## REQUEST
Quote the whole listing word for word, please.

(Stored data)
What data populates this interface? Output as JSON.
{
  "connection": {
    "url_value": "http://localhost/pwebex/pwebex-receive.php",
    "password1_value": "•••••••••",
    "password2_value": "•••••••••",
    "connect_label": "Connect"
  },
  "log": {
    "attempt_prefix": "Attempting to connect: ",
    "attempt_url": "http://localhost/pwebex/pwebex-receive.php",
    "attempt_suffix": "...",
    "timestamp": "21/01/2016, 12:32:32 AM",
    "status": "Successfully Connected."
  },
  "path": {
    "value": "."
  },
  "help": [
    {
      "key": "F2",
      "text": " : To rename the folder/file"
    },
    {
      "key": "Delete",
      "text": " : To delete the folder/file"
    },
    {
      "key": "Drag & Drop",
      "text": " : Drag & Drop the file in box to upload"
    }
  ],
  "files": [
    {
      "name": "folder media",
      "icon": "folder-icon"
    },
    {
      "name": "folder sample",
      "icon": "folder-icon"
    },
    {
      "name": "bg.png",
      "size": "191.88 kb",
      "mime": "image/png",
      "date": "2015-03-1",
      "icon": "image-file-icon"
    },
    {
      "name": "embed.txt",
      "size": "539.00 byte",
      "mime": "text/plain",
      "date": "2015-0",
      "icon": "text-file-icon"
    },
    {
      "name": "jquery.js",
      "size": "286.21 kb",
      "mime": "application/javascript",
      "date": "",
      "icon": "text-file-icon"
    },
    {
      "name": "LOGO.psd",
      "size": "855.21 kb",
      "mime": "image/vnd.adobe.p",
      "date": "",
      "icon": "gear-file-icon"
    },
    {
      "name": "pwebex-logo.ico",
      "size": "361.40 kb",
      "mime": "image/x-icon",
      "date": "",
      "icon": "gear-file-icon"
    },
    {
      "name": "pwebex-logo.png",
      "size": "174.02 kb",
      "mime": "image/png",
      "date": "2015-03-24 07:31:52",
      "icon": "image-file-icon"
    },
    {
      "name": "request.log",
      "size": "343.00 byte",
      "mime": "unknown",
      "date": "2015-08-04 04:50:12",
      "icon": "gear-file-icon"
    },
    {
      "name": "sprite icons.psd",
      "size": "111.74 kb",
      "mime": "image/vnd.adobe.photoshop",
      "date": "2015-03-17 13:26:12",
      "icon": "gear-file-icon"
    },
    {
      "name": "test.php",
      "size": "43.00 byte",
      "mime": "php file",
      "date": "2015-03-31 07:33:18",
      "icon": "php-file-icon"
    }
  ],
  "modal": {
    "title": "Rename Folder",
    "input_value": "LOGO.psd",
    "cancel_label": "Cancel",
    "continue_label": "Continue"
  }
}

## CORRECT RESULT
What data populates this interface? Output as JSON.
{
  "connection": {
    "url_value": "http://localhost/pwebex/pwebex-receive.php",
    "password1_value": "•••••••••",
    "password2_value": "•••••••••",
    "connect_label": "Connect"
  },
  "log": {
    "attempt_prefix": "Attempting to connect: ",
    "attempt_url": "http://localhost/pwebex/pwebex-receive.php",
    "attempt_suffix": "...",
    "timestamp": "21/01/2016, 12:32:32 AM",
    "status": "Successfully Connected."
  },
  "path": {
    "value": "."
  },
  "help": [
    {
      "key": "F2",
      "text": " : To rename the folder/file"
    },
    {
      "key": "Delete",
      "text": " : To delete the folder/file"
    },
    {
      "key": "Drag & Drop",
      "text": " : Drag & Drop the file in box to upload"
    }
  ],
  "files": [
    {
      "name": "folder media",
      "icon": "folder-icon"
    },
    {
      "name": "folder sample",
      "icon": "folder-icon"
    },
    {
      "name": "bg.png",
      "size": "191.88 kb",
      "mime": "image/png",
      "date": "2015-03-1",
      "icon": "image-file-icon"
    },
    {
      "name": "embed.txt",
      "size": "539.00 byte",
      "mime": "text/plain",
      "date": "2015-0",
      "icon": "text-file-icon"
    },
    {
      "name": "jquery.js",
      "size": "286.21 kb",
      "mime": "application/javascript",
      "date": "",
      "icon": "text-file-icon"
    },
    {
      "name": "LOGO.psd",
      "size": "855.21 kb",
      "mime": "image/vnd.adobe.p",
      "date": "",
      "icon": "gear-file-icon"
    },
    {
      "name": "pwebex-logo.ico",
      "size": "361.40 kb",
      "mime": "image/x-icon",
      "date": "",
      "icon": "gear-file-icon"
    },
    {
      "name": "pwebex-logo.png",
      "size": "174.02 kb",
      "mime": "image/png",
      "date": "2015-03-24 07:31:52",
      "icon": "image-file-icon"
    },
    {
      "name": "request.log",
      "size": "343.00 byte",
      "mime": "unknown",
      "date": "2015-08-04 04:50:12",
      "icon": "gear-file-icon"
    },
    {
      "name": "sprite icons.psd",
      "size": "111.74 kb",
      "mime": "image/vnd.adobe.photoshop",
      "date": "2015-03-17 13:26:12",
      "icon": "gear-file-icon"
    },
    {
      "name": "test.php",
      "size": "43.00 byte",
      "mime": "php file",
      "date": "2015-03-31 07:33:18",
      "icon": "php-file-icon"
    }
  ],
  "modal": {
    "title": "Rename Folder",
    "input_value": "LOGO.psd",
    "cancel_label": "Cancel",
    "continue_label": "Continue"
  }
}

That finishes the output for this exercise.